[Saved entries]
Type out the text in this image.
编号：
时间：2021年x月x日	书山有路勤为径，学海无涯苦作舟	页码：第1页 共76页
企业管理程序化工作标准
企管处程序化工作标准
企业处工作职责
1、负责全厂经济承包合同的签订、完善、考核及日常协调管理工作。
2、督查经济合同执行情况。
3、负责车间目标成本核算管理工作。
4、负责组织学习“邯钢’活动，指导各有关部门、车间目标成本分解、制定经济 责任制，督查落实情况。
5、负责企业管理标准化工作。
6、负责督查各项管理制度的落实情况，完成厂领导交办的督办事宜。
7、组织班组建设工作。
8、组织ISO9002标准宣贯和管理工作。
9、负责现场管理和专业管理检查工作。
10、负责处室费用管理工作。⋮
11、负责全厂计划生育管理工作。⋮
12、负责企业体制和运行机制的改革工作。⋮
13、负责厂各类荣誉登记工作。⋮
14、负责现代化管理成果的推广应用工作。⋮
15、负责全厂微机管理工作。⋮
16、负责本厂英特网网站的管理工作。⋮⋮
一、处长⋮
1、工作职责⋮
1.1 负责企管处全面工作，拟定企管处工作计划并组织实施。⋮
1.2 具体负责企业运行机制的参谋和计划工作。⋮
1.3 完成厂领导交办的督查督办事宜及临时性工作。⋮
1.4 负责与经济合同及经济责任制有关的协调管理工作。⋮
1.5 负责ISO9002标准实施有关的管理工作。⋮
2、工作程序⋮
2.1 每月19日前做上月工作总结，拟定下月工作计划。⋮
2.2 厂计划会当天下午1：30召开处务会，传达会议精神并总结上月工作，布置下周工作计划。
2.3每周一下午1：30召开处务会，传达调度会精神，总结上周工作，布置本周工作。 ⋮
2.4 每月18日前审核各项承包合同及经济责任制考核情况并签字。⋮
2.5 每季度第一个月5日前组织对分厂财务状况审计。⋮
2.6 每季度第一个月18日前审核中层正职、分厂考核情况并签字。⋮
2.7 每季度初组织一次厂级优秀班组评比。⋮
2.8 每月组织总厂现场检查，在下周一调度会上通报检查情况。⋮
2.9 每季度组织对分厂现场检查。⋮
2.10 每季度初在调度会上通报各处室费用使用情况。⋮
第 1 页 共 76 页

- TASK DETAILS
Please output the complete data exactly.

- RESULT FOR THIS EXERCISE
Type out the text in this image.
编号：
时间：2021年x月x日	书山有路勤为径，学海无涯苦作舟	页码：第1页 共76页
企业管理程序化工作标准
企管处程序化工作标准
企业处工作职责
1、负责全厂经济承包合同的签订、完善、考核及日常协调管理工作。
2、督查经济合同执行情况。
3、负责车间目标成本核算管理工作。
4、负责组织学习“邯钢’活动，指导各有关部门、车间目标成本分解、制定经济 责任制，督查落实情况。
5、负责企业管理标准化工作。
6、负责督查各项管理制度的落实情况，完成厂领导交办的督办事宜。
7、组织班组建设工作。
8、组织ISO9002标准宣贯和管理工作。
9、负责现场管理和专业管理检查工作。
10、负责处室费用管理工作。⋮
11、负责全厂计划生育管理工作。⋮
12、负责企业体制和运行机制的改革工作。⋮
13、负责厂各类荣誉登记工作。⋮
14、负责现代化管理成果的推广应用工作。⋮
15、负责全厂微机管理工作。⋮
16、负责本厂英特网网站的管理工作。⋮⋮
一、处长⋮
1、工作职责⋮
1.1 负责企管处全面工作，拟定企管处工作计划并组织实施。⋮
1.2 具体负责企业运行机制的参谋和计划工作。⋮
1.3 完成厂领导交办的督查督办事宜及临时性工作。⋮
1.4 负责与经济合同及经济责任制有关的协调管理工作。⋮
1.5 负责ISO9002标准实施有关的管理工作。⋮
2、工作程序⋮
2.1 每月19日前做上月工作总结，拟定下月工作计划。⋮
2.2 厂计划会当天下午1：30召开处务会，传达会议精神并总结上月工作，布置下周工作计划。
2.3每周一下午1：30召开处务会，传达调度会精神，总结上周工作，布置本周工作。 ⋮
2.4 每月18日前审核各项承包合同及经济责任制考核情况并签字。⋮
2.5 每季度第一个月5日前组织对分厂财务状况审计。⋮
2.6 每季度第一个月18日前审核中层正职、分厂考核情况并签字。⋮
2.7 每季度初组织一次厂级优秀班组评比。⋮
2.8 每月组织总厂现场检查，在下周一调度会上通报检查情况。⋮
2.9 每季度组织对分厂现场检查。⋮
2.10 每季度初在调度会上通报各处室费用使用情况。⋮
第 1 页 共 76 页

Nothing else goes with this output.